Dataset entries
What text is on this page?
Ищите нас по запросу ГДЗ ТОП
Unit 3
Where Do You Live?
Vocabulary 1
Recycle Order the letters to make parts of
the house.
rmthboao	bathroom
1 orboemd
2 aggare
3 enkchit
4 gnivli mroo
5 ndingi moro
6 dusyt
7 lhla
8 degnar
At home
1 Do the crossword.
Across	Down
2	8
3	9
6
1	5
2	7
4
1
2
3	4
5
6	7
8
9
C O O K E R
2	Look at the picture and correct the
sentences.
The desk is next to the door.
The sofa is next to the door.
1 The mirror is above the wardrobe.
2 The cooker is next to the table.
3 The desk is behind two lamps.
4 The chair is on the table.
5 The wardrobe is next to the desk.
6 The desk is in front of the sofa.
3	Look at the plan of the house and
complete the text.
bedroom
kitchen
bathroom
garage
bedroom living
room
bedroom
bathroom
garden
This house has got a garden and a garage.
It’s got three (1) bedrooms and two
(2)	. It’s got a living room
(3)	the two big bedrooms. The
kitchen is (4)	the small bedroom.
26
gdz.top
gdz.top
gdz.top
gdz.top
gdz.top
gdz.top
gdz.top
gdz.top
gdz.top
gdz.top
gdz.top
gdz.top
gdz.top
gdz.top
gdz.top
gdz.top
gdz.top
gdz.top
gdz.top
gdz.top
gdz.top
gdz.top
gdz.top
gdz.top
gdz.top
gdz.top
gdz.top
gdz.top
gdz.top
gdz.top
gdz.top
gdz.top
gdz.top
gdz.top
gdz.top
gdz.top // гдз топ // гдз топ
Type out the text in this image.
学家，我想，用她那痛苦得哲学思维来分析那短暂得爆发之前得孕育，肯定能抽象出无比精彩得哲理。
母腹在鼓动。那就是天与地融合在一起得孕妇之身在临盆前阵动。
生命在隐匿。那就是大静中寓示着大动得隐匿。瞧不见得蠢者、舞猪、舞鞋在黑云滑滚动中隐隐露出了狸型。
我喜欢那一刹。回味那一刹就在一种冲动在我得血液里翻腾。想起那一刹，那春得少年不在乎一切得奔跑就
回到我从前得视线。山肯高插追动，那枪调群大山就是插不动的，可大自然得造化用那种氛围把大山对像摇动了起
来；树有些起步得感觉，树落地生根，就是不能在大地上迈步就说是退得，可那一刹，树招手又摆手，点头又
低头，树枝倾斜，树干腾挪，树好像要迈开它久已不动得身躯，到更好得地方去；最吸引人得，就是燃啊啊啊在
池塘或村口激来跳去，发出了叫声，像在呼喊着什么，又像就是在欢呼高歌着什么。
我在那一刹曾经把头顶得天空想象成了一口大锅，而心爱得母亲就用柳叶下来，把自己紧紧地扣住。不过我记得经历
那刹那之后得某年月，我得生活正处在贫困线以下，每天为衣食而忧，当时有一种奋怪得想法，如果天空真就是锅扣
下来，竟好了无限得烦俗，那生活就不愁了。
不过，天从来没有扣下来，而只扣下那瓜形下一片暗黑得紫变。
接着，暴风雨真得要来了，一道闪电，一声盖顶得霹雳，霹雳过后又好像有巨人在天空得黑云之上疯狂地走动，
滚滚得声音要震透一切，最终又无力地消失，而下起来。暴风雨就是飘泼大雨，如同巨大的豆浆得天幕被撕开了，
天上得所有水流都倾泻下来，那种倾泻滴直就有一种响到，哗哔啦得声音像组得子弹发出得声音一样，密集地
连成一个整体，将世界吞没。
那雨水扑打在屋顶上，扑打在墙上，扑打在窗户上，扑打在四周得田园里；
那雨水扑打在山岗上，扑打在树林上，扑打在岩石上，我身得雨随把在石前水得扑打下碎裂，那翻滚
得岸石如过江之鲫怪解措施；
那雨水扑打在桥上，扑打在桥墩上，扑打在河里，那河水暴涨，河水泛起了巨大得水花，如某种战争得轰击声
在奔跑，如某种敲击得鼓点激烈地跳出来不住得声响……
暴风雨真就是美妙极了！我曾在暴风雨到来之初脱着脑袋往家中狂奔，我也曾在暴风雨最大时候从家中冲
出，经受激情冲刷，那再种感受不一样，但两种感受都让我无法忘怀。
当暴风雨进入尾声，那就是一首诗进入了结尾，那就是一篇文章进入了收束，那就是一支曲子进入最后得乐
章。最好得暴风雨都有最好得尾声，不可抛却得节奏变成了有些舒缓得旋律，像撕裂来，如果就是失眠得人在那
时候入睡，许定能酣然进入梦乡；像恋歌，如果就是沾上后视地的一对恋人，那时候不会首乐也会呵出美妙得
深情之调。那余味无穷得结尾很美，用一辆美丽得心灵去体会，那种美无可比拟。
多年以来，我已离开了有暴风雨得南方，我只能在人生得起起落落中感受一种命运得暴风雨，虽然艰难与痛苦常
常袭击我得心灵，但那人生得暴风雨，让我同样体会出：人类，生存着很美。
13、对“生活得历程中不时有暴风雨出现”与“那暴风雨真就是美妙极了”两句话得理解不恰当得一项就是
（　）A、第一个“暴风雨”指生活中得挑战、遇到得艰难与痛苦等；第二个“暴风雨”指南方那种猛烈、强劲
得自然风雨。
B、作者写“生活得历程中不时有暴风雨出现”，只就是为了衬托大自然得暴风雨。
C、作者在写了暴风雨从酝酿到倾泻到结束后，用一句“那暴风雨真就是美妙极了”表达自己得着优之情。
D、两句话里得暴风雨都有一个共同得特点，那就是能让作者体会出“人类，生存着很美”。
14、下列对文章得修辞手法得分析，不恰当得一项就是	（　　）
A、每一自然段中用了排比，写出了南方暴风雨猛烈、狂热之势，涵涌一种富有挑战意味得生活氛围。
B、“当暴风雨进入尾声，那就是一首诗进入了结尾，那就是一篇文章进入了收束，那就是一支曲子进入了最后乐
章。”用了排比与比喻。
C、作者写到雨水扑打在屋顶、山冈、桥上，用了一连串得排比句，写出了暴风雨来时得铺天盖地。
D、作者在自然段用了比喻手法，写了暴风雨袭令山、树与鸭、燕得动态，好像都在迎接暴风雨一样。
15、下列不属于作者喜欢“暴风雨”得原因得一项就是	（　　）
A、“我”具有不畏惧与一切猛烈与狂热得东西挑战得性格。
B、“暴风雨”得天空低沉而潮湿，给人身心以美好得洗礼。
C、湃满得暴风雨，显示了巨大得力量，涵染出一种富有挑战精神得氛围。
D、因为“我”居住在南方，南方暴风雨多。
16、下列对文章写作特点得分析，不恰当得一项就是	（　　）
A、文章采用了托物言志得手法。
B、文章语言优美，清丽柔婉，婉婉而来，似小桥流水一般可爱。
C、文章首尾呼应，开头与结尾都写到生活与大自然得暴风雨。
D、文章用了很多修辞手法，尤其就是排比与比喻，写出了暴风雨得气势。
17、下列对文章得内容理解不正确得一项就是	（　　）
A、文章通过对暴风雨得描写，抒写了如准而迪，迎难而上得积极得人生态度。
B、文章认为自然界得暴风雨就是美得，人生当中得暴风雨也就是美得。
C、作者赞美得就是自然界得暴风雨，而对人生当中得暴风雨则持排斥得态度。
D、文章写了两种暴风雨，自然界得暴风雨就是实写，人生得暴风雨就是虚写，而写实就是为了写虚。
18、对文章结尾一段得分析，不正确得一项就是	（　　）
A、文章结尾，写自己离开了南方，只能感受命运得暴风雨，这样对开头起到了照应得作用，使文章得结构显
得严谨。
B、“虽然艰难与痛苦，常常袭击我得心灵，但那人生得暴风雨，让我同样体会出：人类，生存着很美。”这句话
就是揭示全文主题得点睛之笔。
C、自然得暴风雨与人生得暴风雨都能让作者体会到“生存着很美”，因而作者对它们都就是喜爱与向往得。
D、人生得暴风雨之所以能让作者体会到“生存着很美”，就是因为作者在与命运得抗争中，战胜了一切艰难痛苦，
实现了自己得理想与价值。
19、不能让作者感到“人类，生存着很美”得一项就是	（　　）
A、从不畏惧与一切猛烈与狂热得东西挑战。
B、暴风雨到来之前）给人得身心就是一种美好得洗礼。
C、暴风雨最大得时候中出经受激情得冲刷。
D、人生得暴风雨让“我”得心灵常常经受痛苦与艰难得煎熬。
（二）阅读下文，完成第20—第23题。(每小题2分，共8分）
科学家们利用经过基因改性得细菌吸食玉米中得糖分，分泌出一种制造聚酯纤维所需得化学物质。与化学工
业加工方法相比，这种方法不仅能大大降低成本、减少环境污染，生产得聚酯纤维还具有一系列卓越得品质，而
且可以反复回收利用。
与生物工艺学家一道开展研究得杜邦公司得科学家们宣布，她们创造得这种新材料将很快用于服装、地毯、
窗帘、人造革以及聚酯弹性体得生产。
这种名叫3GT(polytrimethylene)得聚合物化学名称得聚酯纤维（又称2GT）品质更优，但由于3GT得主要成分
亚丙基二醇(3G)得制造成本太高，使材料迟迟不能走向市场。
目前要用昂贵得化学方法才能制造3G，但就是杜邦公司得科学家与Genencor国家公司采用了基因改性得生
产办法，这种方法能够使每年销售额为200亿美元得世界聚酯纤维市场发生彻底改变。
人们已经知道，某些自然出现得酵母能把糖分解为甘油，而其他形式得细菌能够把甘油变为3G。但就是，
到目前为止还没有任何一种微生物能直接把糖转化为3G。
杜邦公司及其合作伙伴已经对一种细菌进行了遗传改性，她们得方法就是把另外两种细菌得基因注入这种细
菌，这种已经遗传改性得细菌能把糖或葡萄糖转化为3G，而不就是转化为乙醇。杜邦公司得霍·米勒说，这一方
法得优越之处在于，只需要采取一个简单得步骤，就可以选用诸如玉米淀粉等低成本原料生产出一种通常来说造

» Problem details: Identify each line in the records above containing the word "当暴风雨进入尾声"; copy those lines.

» Final answer:
当暴风雨进入尾声，那就是一首诗进入了结尾，那就是一篇文章进入了收束，那就是一支曲子进入最后得乐
B、“当暴风雨进入尾声，那就是一首诗进入了结尾，那就是一篇文章进入了收束，那就是一支曲子进入了最后乐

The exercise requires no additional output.